• Written exercise
Repeat, without any change, the entries presented below.

• Data extract

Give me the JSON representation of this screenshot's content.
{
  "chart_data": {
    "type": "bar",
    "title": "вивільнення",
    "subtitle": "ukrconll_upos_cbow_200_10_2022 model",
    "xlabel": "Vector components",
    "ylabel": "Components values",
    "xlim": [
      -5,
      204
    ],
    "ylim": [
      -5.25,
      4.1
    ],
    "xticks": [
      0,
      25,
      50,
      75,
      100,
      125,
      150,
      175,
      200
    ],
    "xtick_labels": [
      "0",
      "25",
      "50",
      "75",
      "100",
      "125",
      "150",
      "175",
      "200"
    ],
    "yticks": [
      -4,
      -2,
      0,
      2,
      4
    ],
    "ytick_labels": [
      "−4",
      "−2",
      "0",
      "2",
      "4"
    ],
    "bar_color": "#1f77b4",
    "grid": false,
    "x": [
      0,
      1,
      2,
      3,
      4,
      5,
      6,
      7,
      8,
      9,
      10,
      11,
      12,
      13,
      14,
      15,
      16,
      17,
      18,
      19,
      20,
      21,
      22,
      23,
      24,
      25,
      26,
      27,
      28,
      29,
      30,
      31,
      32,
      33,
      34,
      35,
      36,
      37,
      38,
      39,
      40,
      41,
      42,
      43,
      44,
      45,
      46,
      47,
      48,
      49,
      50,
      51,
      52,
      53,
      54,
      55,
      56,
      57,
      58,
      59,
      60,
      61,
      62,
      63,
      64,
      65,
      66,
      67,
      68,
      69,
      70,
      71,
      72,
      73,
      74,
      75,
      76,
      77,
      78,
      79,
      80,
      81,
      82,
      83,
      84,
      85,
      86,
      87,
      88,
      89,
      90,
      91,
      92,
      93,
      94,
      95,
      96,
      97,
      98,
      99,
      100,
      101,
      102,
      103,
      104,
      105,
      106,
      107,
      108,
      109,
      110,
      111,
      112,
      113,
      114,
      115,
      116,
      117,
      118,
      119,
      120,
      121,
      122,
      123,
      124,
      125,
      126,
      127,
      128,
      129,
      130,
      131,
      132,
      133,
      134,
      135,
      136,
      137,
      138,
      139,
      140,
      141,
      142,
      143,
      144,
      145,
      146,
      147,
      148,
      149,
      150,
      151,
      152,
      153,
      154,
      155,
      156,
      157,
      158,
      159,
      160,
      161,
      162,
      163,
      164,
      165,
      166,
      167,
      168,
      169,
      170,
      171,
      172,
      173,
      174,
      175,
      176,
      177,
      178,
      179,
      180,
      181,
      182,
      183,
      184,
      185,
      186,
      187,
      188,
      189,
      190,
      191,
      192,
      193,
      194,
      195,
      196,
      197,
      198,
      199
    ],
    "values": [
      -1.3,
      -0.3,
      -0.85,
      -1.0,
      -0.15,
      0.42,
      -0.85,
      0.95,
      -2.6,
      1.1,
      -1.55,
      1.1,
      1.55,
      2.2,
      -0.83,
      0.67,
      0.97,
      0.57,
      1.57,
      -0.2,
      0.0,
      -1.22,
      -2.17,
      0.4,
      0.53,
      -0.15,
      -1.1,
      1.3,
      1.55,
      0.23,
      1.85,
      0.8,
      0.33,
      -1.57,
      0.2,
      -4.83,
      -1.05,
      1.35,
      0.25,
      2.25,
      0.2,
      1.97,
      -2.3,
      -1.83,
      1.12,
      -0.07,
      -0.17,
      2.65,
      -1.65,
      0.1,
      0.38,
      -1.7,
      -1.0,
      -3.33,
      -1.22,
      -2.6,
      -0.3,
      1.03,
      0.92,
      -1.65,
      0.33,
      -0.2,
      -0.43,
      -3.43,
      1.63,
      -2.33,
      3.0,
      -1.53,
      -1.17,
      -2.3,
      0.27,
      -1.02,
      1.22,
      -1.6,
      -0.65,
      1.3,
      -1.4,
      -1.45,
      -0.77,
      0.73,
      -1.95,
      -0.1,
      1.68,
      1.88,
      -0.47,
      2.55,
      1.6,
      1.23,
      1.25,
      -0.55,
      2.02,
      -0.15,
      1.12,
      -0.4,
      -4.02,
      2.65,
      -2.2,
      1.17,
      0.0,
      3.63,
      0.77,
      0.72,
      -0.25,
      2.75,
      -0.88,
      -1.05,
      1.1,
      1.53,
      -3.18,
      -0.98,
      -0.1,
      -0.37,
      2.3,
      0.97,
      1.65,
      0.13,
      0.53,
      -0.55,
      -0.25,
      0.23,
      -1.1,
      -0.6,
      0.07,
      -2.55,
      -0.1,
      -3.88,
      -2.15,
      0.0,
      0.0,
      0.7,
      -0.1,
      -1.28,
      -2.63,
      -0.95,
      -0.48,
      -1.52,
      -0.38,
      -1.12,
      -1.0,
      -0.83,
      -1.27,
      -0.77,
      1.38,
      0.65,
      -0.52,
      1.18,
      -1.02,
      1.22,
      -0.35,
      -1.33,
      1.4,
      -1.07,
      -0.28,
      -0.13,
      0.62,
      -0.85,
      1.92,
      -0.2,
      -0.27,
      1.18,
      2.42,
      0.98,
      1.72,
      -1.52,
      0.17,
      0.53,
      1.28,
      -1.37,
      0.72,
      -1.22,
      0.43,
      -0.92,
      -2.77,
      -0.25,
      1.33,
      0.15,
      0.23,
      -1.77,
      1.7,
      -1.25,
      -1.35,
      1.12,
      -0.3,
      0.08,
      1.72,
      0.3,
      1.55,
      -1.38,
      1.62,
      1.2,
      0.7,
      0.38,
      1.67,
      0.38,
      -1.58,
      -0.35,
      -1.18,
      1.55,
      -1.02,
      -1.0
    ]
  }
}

• Response
Give me the JSON representation of this screenshot's content.
{
  "chart_data": {
    "type": "bar",
    "title": "вивільнення",
    "subtitle": "ukrconll_upos_cbow_200_10_2022 model",
    "xlabel": "Vector components",
    "ylabel": "Components values",
    "xlim": [
      -5,
      204
    ],
    "ylim": [
      -5.25,
      4.1
    ],
    "xticks": [
      0,
      25,
      50,
      75,
      100,
      125,
      150,
      175,
      200
    ],
    "xtick_labels": [
      "0",
      "25",
      "50",
      "75",
      "100",
      "125",
      "150",
      "175",
      "200"
    ],
    "yticks": [
      -4,
      -2,
      0,
      2,
      4
    ],
    "ytick_labels": [
      "−4",
      "−2",
      "0",
      "2",
      "4"
    ],
    "bar_color": "#1f77b4",
    "grid": false,
    "x": [
      0,
      1,
      2,
      3,
      4,
      5,
      6,
      7,
      8,
      9,
      10,
      11,
      12,
      13,
      14,
      15,
      16,
      17,
      18,
      19,
      20,
      21,
      22,
      23,
      24,
      25,
      26,
      27,
      28,
      29,
      30,
      31,
      32,
      33,
      34,
      35,
      36,
      37,
      38,
      39,
      40,
      41,
      42,
      43,
      44,
      45,
      46,
      47,
      48,
      49,
      50,
      51,
      52,
      53,
      54,
      55,
      56,
      57,
      58,
      59,
      60,
      61,
      62,
      63,
      64,
      65,
      66,
      67,
      68,
      69,
      70,
      71,
      72,
      73,
      74,
      75,
      76,
      77,
      78,
      79,
      80,
      81,
      82,
      83,
      84,
      85,
      86,
      87,
      88,
      89,
      90,
      91,
      92,
      93,
      94,
      95,
      96,
      97,
      98,
      99,
      100,
      101,
      102,
      103,
      104,
      105,
      106,
      107,
      108,
      109,
      110,
      111,
      112,
      113,
      114,
      115,
      116,
      117,
      118,
      119,
      120,
      121,
      122,
      123,
      124,
      125,
      126,
      127,
      128,
      129,
      130,
      131,
      132,
      133,
      134,
      135,
      136,
      137,
      138,
      139,
      140,
      141,
      142,
      143,
      144,
      145,
      146,
      147,
      148,
      149,
      150,
      151,
      152,
      153,
      154,
      155,
      156,
      157,
      158,
      159,
      160,
      161,
      162,
      163,
      164,
      165,
      166,
      167,
      168,
      169,
      170,
      171,
      172,
      173,
      174,
      175,
      176,
      177,
      178,
      179,
      180,
      181,
      182,
      183,
      184,
      185,
      186,
      187,
      188,
      189,
      190,
      191,
      192,
      193,
      194,
      195,
      196,
      197,
      198,
      199
    ],
    "values": [
      -1.3,
      -0.3,
      -0.85,
      -1.0,
      -0.15,
      0.42,
      -0.85,
      0.95,
      -2.6,
      1.1,
      -1.55,
      1.1,
      1.55,
      2.2,
      -0.83,
      0.67,
      0.97,
      0.57,
      1.57,
      -0.2,
      0.0,
      -1.22,
      -2.17,
      0.4,
      0.53,
      -0.15,
      -1.1,
      1.3,
      1.55,
      0.23,
      1.85,
      0.8,
      0.33,
      -1.57,
      0.2,
      -4.83,
      -1.05,
      1.35,
      0.25,
      2.25,
      0.2,
      1.97,
      -2.3,
      -1.83,
      1.12,
      -0.07,
      -0.17,
      2.65,
      -1.65,
      0.1,
      0.38,
      -1.7,
      -1.0,
      -3.33,
      -1.22,
      -2.6,
      -0.3,
      1.03,
      0.92,
      -1.65,
      0.33,
      -0.2,
      -0.43,
      -3.43,
      1.63,
      -2.33,
      3.0,
      -1.53,
      -1.17,
      -2.3,
      0.27,
      -1.02,
      1.22,
      -1.6,
      -0.65,
      1.3,
      -1.4,
      -1.45,
      -0.77,
      0.73,
      -1.95,
      -0.1,
      1.68,
      1.88,
      -0.47,
      2.55,
      1.6,
      1.23,
      1.25,
      -0.55,
      2.02,
      -0.15,
      1.12,
      -0.4,
      -4.02,
      2.65,
      -2.2,
      1.17,
      0.0,
      3.63,
      0.77,
      0.72,
      -0.25,
      2.75,
      -0.88,
      -1.05,
      1.1,
      1.53,
      -3.18,
      -0.98,
      -0.1,
      -0.37,
      2.3,
      0.97,
      1.65,
      0.13,
      0.53,
      -0.55,
      -0.25,
      0.23,
      -1.1,
      -0.6,
      0.07,
      -2.55,
      -0.1,
      -3.88,
      -2.15,
      0.0,
      0.0,
      0.7,
      -0.1,
      -1.28,
      -2.63,
      -0.95,
      -0.48,
      -1.52,
      -0.38,
      -1.12,
      -1.0,
      -0.83,
      -1.27,
      -0.77,
      1.38,
      0.65,
      -0.52,
      1.18,
      -1.02,
      1.22,
      -0.35,
      -1.33,
      1.4,
      -1.07,
      -0.28,
      -0.13,
      0.62,
      -0.85,
      1.92,
      -0.2,
      -0.27,
      1.18,
      2.42,
      0.98,
      1.72,
      -1.52,
      0.17,
      0.53,
      1.28,
      -1.37,
      0.72,
      -1.22,
      0.43,
      -0.92,
      -2.77,
      -0.25,
      1.33,
      0.15,
      0.23,
      -1.77,
      1.7,
      -1.25,
      -1.35,
      1.12,
      -0.3,
      0.08,
      1.72,
      0.3,
      1.55,
      -1.38,
      1.62,
      1.2,
      0.7,
      0.38,
      1.67,
      0.38,
      -1.58,
      -0.35,
      -1.18,
      1.55,
      -1.02,
      -1.0
    ]
  }
}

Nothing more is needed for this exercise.